* Instruction
Gather each line of the records where "Income" appears.
--
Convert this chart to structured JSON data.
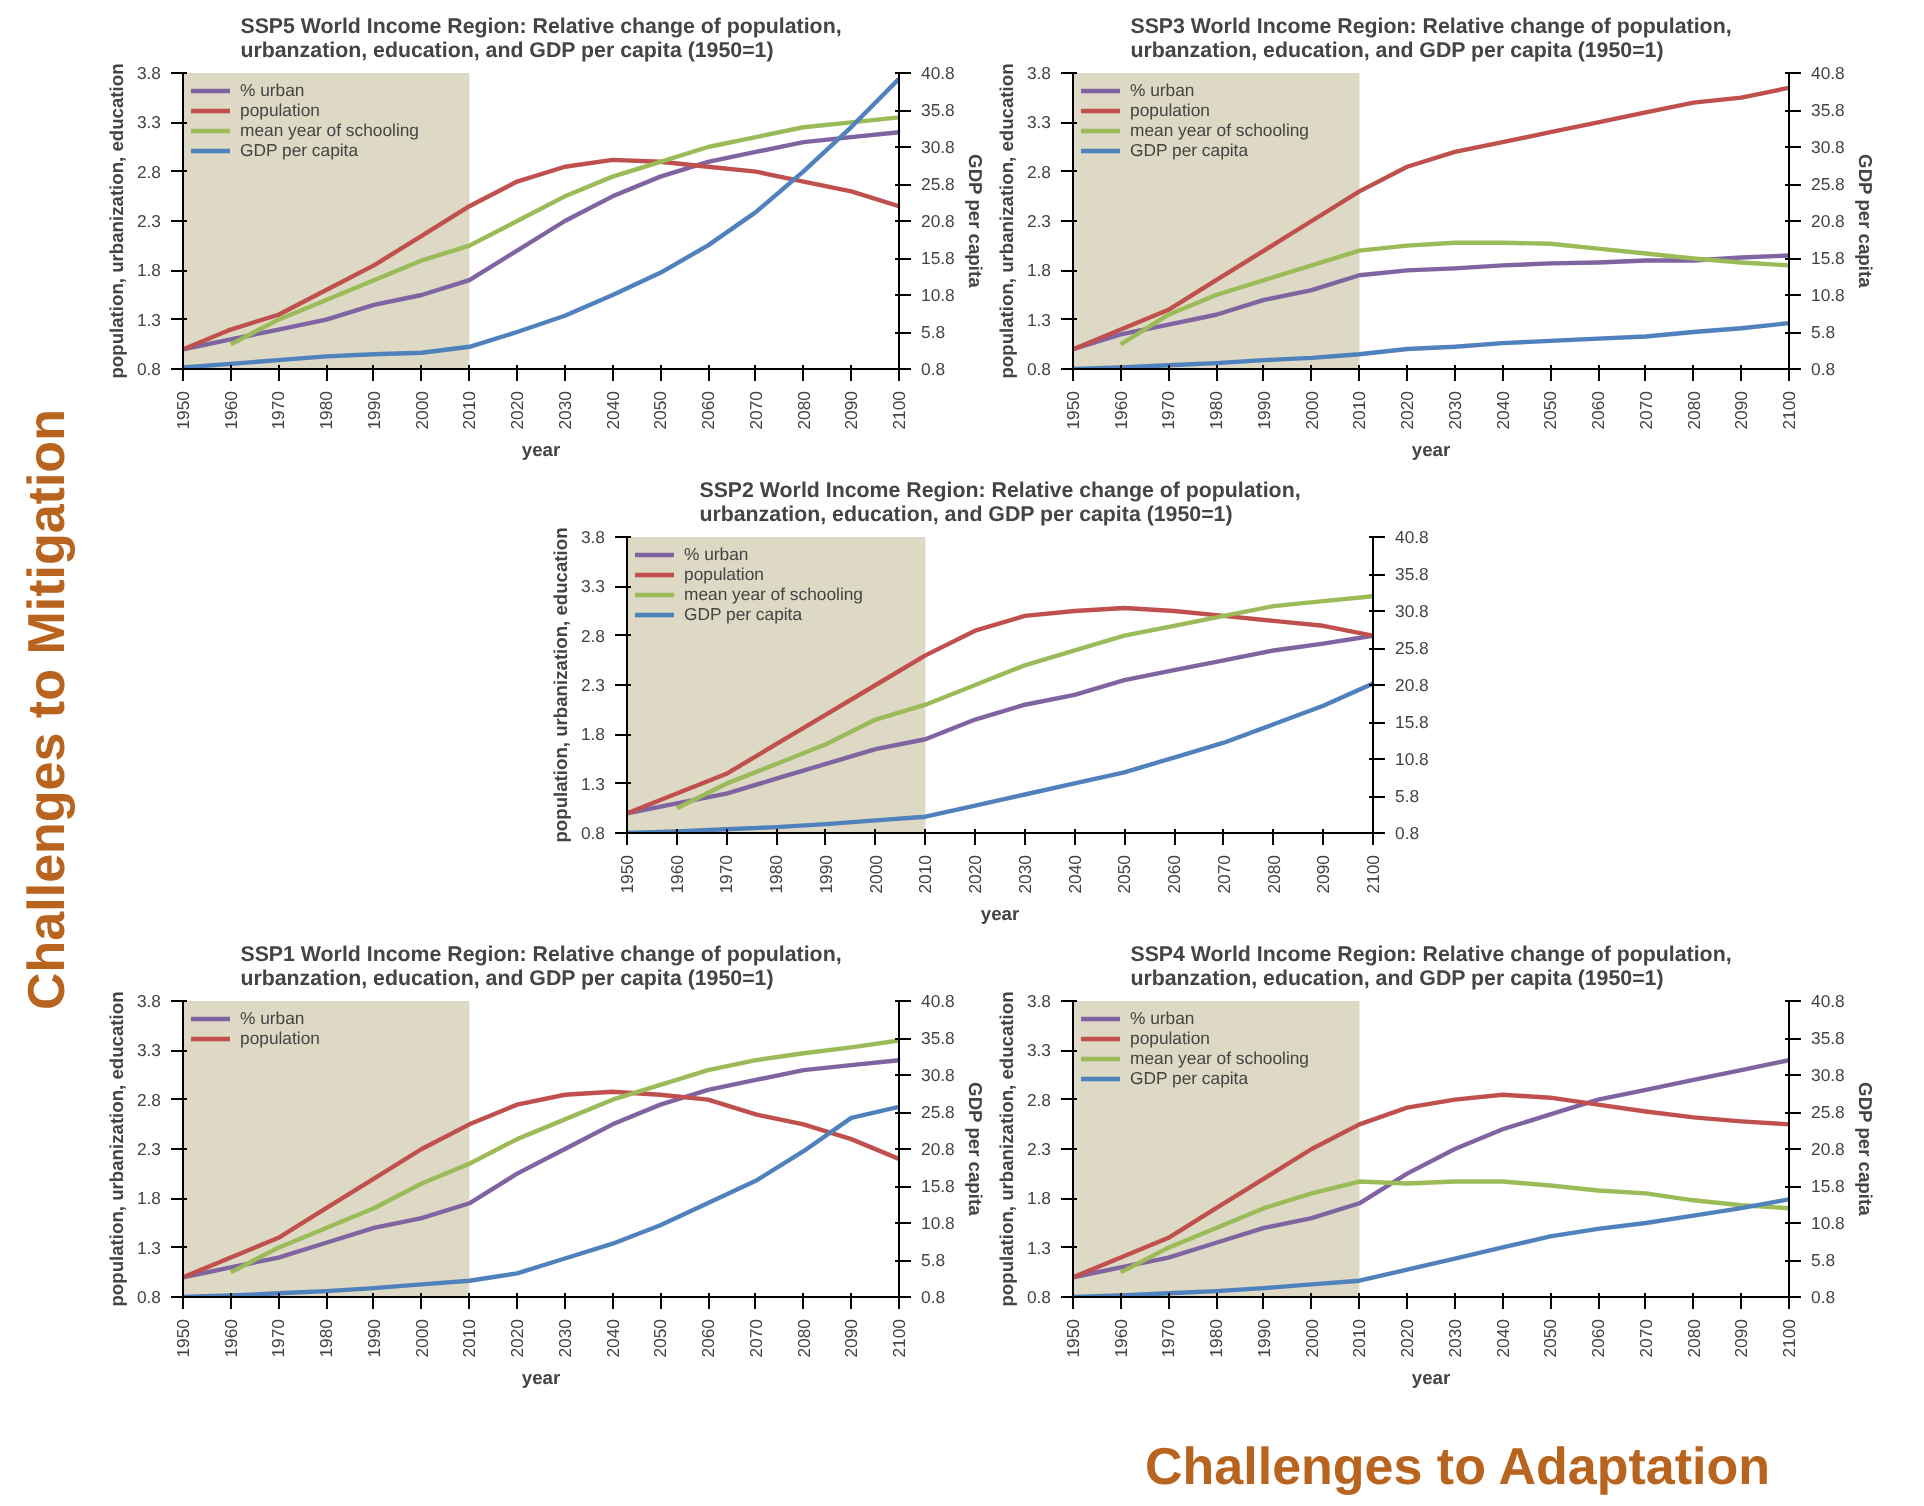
{
  "chart_data": [
    {
      "type": "line",
      "title": "SSP5 World Income Region: Relative change of population, urbanzation, education, and GDP per capita (1950=1)",
      "xlabel": "year",
      "ylabel": "population, urbanization, education",
      "y2label": "GDP per capita",
      "x": [
        1950,
        1960,
        1970,
        1980,
        1990,
        2000,
        2010,
        2020,
        2030,
        2040,
        2050,
        2060,
        2070,
        2080,
        2090,
        2100
      ],
      "xlim": [
        1950,
        2100
      ],
      "xticks": [
        1950,
        1960,
        1970,
        1980,
        1990,
        2000,
        2010,
        2020,
        2030,
        2040,
        2050,
        2060,
        2070,
        2080,
        2090,
        2100
      ],
      "ylim": [
        0.8,
        3.8
      ],
      "yticks": [
        0.8,
        1.3,
        1.8,
        2.3,
        2.8,
        3.3,
        3.8
      ],
      "y2lim": [
        0.8,
        40.8
      ],
      "y2ticks": [
        0.8,
        5.8,
        10.8,
        15.8,
        20.8,
        25.8,
        30.8,
        35.8,
        40.8
      ],
      "legend": "top left",
      "bands": [
        {
          "axis": "x",
          "from": 1950,
          "to": 2010,
          "color": "#ddd9c4"
        }
      ],
      "series": [
        {
          "name": "% urban",
          "color": "#8064a2",
          "values": [
            1.0,
            1.1,
            1.2,
            1.3,
            1.45,
            1.55,
            1.7,
            2.0,
            2.3,
            2.55,
            2.75,
            2.9,
            3.0,
            3.1,
            3.15,
            3.2
          ]
        },
        {
          "name": "population",
          "color": "#c0504d",
          "values": [
            1.0,
            1.2,
            1.35,
            1.6,
            1.85,
            2.15,
            2.45,
            2.7,
            2.85,
            2.92,
            2.9,
            2.85,
            2.8,
            2.7,
            2.6,
            2.45
          ]
        },
        {
          "name": "mean year of schooling",
          "color": "#9bbb59",
          "values": [
            null,
            1.05,
            1.3,
            1.5,
            1.7,
            1.9,
            2.05,
            2.3,
            2.55,
            2.75,
            2.9,
            3.05,
            3.15,
            3.25,
            3.3,
            3.35
          ]
        },
        {
          "name": "GDP per capita",
          "color": "#4f81bd",
          "axis": "y2",
          "values": [
            1.0,
            1.5,
            2.0,
            2.5,
            2.8,
            3.0,
            3.8,
            5.8,
            8.0,
            10.8,
            13.8,
            17.5,
            22.0,
            27.5,
            33.5,
            40.0
          ]
        }
      ]
    },
    {
      "type": "line",
      "title": "SSP3 World Income Region: Relative change of population, urbanzation, education, and GDP per capita (1950=1)",
      "xlabel": "year",
      "ylabel": "population, urbanization, education",
      "y2label": "GDP per capita",
      "x": [
        1950,
        1960,
        1970,
        1980,
        1990,
        2000,
        2010,
        2020,
        2030,
        2040,
        2050,
        2060,
        2070,
        2080,
        2090,
        2100
      ],
      "xlim": [
        1950,
        2100
      ],
      "xticks": [
        1950,
        1960,
        1970,
        1980,
        1990,
        2000,
        2010,
        2020,
        2030,
        2040,
        2050,
        2060,
        2070,
        2080,
        2090,
        2100
      ],
      "ylim": [
        0.8,
        3.8
      ],
      "yticks": [
        0.8,
        1.3,
        1.8,
        2.3,
        2.8,
        3.3,
        3.8
      ],
      "y2lim": [
        0.8,
        40.8
      ],
      "y2ticks": [
        0.8,
        5.8,
        10.8,
        15.8,
        20.8,
        25.8,
        30.8,
        35.8,
        40.8
      ],
      "legend": "top left",
      "bands": [
        {
          "axis": "x",
          "from": 1950,
          "to": 2010,
          "color": "#ddd9c4"
        }
      ],
      "series": [
        {
          "name": "% urban",
          "color": "#8064a2",
          "values": [
            1.0,
            1.15,
            1.25,
            1.35,
            1.5,
            1.6,
            1.75,
            1.8,
            1.82,
            1.85,
            1.87,
            1.88,
            1.9,
            1.9,
            1.93,
            1.95
          ]
        },
        {
          "name": "population",
          "color": "#c0504d",
          "values": [
            1.0,
            1.2,
            1.4,
            1.7,
            2.0,
            2.3,
            2.6,
            2.85,
            3.0,
            3.1,
            3.2,
            3.3,
            3.4,
            3.5,
            3.55,
            3.65
          ]
        },
        {
          "name": "mean year of schooling",
          "color": "#9bbb59",
          "values": [
            null,
            1.05,
            1.35,
            1.55,
            1.7,
            1.85,
            2.0,
            2.05,
            2.08,
            2.08,
            2.07,
            2.02,
            1.97,
            1.92,
            1.88,
            1.85
          ]
        },
        {
          "name": "GDP per capita",
          "color": "#4f81bd",
          "axis": "y2",
          "values": [
            0.8,
            1.0,
            1.3,
            1.6,
            2.0,
            2.3,
            2.8,
            3.5,
            3.8,
            4.3,
            4.6,
            4.9,
            5.2,
            5.8,
            6.3,
            7.0
          ]
        }
      ]
    },
    {
      "type": "line",
      "title": "SSP2 World Income Region: Relative change of population, urbanzation, education, and GDP per capita (1950=1)",
      "xlabel": "year",
      "ylabel": "population, urbanization, education",
      "x": [
        1950,
        1960,
        1970,
        1980,
        1990,
        2000,
        2010,
        2020,
        2030,
        2040,
        2050,
        2060,
        2070,
        2080,
        2090,
        2100
      ],
      "xlim": [
        1950,
        2100
      ],
      "xticks": [
        1950,
        1960,
        1970,
        1980,
        1990,
        2000,
        2010,
        2020,
        2030,
        2040,
        2050,
        2060,
        2070,
        2080,
        2090,
        2100
      ],
      "ylim": [
        0.8,
        3.8
      ],
      "yticks": [
        0.8,
        1.3,
        1.8,
        2.3,
        2.8,
        3.3,
        3.8
      ],
      "y2lim": [
        0.8,
        40.8
      ],
      "y2ticks": [
        0.8,
        5.8,
        10.8,
        15.8,
        20.8,
        25.8,
        30.8,
        35.8,
        40.8
      ],
      "legend": "top left",
      "bands": [
        {
          "axis": "x",
          "from": 1950,
          "to": 2010,
          "color": "#ddd9c4"
        }
      ],
      "series": [
        {
          "name": "% urban",
          "color": "#8064a2",
          "values": [
            1.0,
            1.1,
            1.2,
            1.35,
            1.5,
            1.65,
            1.75,
            1.95,
            2.1,
            2.2,
            2.35,
            2.45,
            2.55,
            2.65,
            2.72,
            2.8
          ]
        },
        {
          "name": "population",
          "color": "#c0504d",
          "values": [
            1.0,
            1.2,
            1.4,
            1.7,
            2.0,
            2.3,
            2.6,
            2.85,
            3.0,
            3.05,
            3.08,
            3.05,
            3.0,
            2.95,
            2.9,
            2.8
          ]
        },
        {
          "name": "mean year of schooling",
          "color": "#9bbb59",
          "values": [
            null,
            1.05,
            1.3,
            1.5,
            1.7,
            1.95,
            2.1,
            2.3,
            2.5,
            2.65,
            2.8,
            2.9,
            3.0,
            3.1,
            3.15,
            3.2
          ]
        },
        {
          "name": "GDP per capita",
          "color": "#4f81bd",
          "axis": "y2",
          "values": [
            0.8,
            1.0,
            1.3,
            1.6,
            2.0,
            2.5,
            3.0,
            4.5,
            6.0,
            7.5,
            9.0,
            11.0,
            13.0,
            15.5,
            18.0,
            21.0
          ]
        }
      ]
    },
    {
      "type": "line",
      "title": "SSP1 World Income Region: Relative change of population, urbanzation, education, and GDP per capita (1950=1)",
      "xlabel": "year",
      "ylabel": "population, urbanization, education",
      "y2label": "GDP per capita",
      "x": [
        1950,
        1960,
        1970,
        1980,
        1990,
        2000,
        2010,
        2020,
        2030,
        2040,
        2050,
        2060,
        2070,
        2080,
        2090,
        2100
      ],
      "xlim": [
        1950,
        2100
      ],
      "xticks": [
        1950,
        1960,
        1970,
        1980,
        1990,
        2000,
        2010,
        2020,
        2030,
        2040,
        2050,
        2060,
        2070,
        2080,
        2090,
        2100
      ],
      "ylim": [
        0.8,
        3.8
      ],
      "yticks": [
        0.8,
        1.3,
        1.8,
        2.3,
        2.8,
        3.3,
        3.8
      ],
      "y2lim": [
        0.8,
        40.8
      ],
      "y2ticks": [
        0.8,
        5.8,
        10.8,
        15.8,
        20.8,
        25.8,
        30.8,
        35.8,
        40.8
      ],
      "legend": "top left",
      "bands": [
        {
          "axis": "x",
          "from": 1950,
          "to": 2010,
          "color": "#ddd9c4"
        }
      ],
      "series": [
        {
          "name": "% urban",
          "color": "#8064a2",
          "values": [
            1.0,
            1.1,
            1.2,
            1.35,
            1.5,
            1.6,
            1.75,
            2.05,
            2.3,
            2.55,
            2.75,
            2.9,
            3.0,
            3.1,
            3.15,
            3.2
          ]
        },
        {
          "name": "population",
          "color": "#c0504d",
          "values": [
            1.0,
            1.2,
            1.4,
            1.7,
            2.0,
            2.3,
            2.55,
            2.75,
            2.85,
            2.88,
            2.85,
            2.8,
            2.65,
            2.55,
            2.4,
            2.2
          ]
        },
        {
          "color": "#9bbb59",
          "values": [
            null,
            1.05,
            1.3,
            1.5,
            1.7,
            1.95,
            2.15,
            2.4,
            2.6,
            2.8,
            2.95,
            3.1,
            3.2,
            3.27,
            3.33,
            3.4
          ]
        },
        {
          "color": "#4f81bd",
          "axis": "y2",
          "values": [
            0.8,
            1.0,
            1.3,
            1.6,
            2.0,
            2.5,
            3.0,
            4.0,
            6.0,
            8.0,
            10.5,
            13.5,
            16.5,
            20.5,
            25.0,
            26.5
          ]
        }
      ]
    },
    {
      "type": "line",
      "title": "SSP4 World Income Region: Relative change of population, urbanzation, education, and GDP per capita (1950=1)",
      "xlabel": "year",
      "ylabel": "population, urbanization, education",
      "y2label": "GDP per capita",
      "x": [
        1950,
        1960,
        1970,
        1980,
        1990,
        2000,
        2010,
        2020,
        2030,
        2040,
        2050,
        2060,
        2070,
        2080,
        2090,
        2100
      ],
      "xlim": [
        1950,
        2100
      ],
      "xticks": [
        1950,
        1960,
        1970,
        1980,
        1990,
        2000,
        2010,
        2020,
        2030,
        2040,
        2050,
        2060,
        2070,
        2080,
        2090,
        2100
      ],
      "ylim": [
        0.8,
        3.8
      ],
      "yticks": [
        0.8,
        1.3,
        1.8,
        2.3,
        2.8,
        3.3,
        3.8
      ],
      "y2lim": [
        0.8,
        40.8
      ],
      "y2ticks": [
        0.8,
        5.8,
        10.8,
        15.8,
        20.8,
        25.8,
        30.8,
        35.8,
        40.8
      ],
      "legend": "top left",
      "bands": [
        {
          "axis": "x",
          "from": 1950,
          "to": 2010,
          "color": "#ddd9c4"
        }
      ],
      "series": [
        {
          "name": "% urban",
          "color": "#8064a2",
          "values": [
            1.0,
            1.1,
            1.2,
            1.35,
            1.5,
            1.6,
            1.75,
            2.05,
            2.3,
            2.5,
            2.65,
            2.8,
            2.9,
            3.0,
            3.1,
            3.2
          ]
        },
        {
          "name": "population",
          "color": "#c0504d",
          "values": [
            1.0,
            1.2,
            1.4,
            1.7,
            2.0,
            2.3,
            2.55,
            2.72,
            2.8,
            2.85,
            2.82,
            2.75,
            2.68,
            2.62,
            2.58,
            2.55
          ]
        },
        {
          "name": "mean year of schooling",
          "color": "#9bbb59",
          "values": [
            null,
            1.05,
            1.3,
            1.5,
            1.7,
            1.85,
            1.97,
            1.95,
            1.97,
            1.97,
            1.93,
            1.88,
            1.85,
            1.78,
            1.73,
            1.7
          ]
        },
        {
          "name": "GDP per capita",
          "color": "#4f81bd",
          "axis": "y2",
          "values": [
            0.8,
            1.0,
            1.3,
            1.6,
            2.0,
            2.5,
            3.0,
            4.5,
            6.0,
            7.5,
            9.0,
            10.0,
            10.8,
            11.8,
            12.8,
            14.0
          ]
        }
      ]
    },
    {
      "type": "other",
      "annotations": [
        "Challenges to Mitigation",
        "Challenges to Adaptation"
      ]
    }
  ]
}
--
* Response to this exercise
      "title": "SSP5 World Income Region: Relative change of population, urbanzation, education, and GDP per capita (1950=1)",
      "title": "SSP3 World Income Region: Relative change of population, urbanzation, education, and GDP per capita (1950=1)",
      "title": "SSP2 World Income Region: Relative change of population, urbanzation, education, and GDP per capita (1950=1)",
      "title": "SSP1 World Income Region: Relative change of population, urbanzation, education, and GDP per capita (1950=1)",
      "title": "SSP4 World Income Region: Relative change of population, urbanzation, education, and GDP per capita (1950=1)",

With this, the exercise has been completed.